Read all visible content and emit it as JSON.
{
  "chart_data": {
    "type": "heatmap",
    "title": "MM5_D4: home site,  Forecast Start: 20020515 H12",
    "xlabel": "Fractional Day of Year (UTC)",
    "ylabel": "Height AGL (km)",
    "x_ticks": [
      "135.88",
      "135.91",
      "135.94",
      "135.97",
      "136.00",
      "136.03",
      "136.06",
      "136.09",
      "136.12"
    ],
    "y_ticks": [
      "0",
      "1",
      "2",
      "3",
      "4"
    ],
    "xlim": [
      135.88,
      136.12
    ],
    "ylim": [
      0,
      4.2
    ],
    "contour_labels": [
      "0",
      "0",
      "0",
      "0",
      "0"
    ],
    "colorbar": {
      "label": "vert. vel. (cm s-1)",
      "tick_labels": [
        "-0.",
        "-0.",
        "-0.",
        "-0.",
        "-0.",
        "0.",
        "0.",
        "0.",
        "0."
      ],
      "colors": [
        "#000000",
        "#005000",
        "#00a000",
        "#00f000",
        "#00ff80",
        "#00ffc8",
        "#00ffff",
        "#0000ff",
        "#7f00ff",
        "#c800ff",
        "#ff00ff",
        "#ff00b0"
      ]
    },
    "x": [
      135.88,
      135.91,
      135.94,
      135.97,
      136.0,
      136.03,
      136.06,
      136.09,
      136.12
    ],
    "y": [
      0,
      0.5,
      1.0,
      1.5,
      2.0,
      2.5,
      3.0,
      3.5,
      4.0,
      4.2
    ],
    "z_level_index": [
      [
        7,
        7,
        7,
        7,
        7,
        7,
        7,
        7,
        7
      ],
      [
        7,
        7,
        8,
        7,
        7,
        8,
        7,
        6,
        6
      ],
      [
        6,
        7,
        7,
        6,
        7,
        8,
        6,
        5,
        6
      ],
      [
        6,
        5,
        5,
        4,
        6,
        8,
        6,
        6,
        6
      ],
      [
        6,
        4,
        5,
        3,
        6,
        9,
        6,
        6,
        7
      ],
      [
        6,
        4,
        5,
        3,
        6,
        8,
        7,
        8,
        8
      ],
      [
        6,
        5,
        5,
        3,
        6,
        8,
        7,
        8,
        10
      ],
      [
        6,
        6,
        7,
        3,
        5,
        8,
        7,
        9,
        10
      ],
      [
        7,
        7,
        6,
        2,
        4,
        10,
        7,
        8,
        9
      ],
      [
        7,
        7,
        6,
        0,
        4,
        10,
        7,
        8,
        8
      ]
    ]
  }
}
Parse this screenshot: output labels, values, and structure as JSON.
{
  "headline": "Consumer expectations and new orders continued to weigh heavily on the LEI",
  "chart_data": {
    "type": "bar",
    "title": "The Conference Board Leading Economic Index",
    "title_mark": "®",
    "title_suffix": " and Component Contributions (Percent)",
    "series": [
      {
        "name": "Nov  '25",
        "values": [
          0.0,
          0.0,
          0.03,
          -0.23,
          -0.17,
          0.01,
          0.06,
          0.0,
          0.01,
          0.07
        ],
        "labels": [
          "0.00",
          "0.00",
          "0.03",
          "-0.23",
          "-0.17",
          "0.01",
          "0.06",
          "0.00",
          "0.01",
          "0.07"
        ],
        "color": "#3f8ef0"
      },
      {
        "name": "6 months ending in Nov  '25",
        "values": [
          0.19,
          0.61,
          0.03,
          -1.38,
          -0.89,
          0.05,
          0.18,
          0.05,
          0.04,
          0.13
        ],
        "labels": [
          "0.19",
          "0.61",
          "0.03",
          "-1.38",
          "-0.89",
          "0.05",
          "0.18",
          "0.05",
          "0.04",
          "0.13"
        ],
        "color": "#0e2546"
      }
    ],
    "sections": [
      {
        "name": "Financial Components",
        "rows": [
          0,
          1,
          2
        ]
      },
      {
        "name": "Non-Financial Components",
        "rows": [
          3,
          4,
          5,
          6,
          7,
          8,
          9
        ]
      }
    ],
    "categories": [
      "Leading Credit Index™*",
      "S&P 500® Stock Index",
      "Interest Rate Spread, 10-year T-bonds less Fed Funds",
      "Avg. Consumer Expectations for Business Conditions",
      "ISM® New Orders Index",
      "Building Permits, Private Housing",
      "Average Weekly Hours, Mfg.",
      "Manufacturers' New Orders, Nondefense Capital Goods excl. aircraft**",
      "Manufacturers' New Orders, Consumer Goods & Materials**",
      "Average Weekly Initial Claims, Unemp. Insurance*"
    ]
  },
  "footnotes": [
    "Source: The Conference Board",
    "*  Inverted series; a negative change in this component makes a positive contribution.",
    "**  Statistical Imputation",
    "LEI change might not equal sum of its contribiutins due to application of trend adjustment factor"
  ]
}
★ ★ ★ ★ ★ ★ ★
#### Aim
Track down every line holding the string "Leading" and copy it.

#### Solution for this exercise
    "title": "The Conference Board Leading Economic Index",
      "Leading Credit Index™*",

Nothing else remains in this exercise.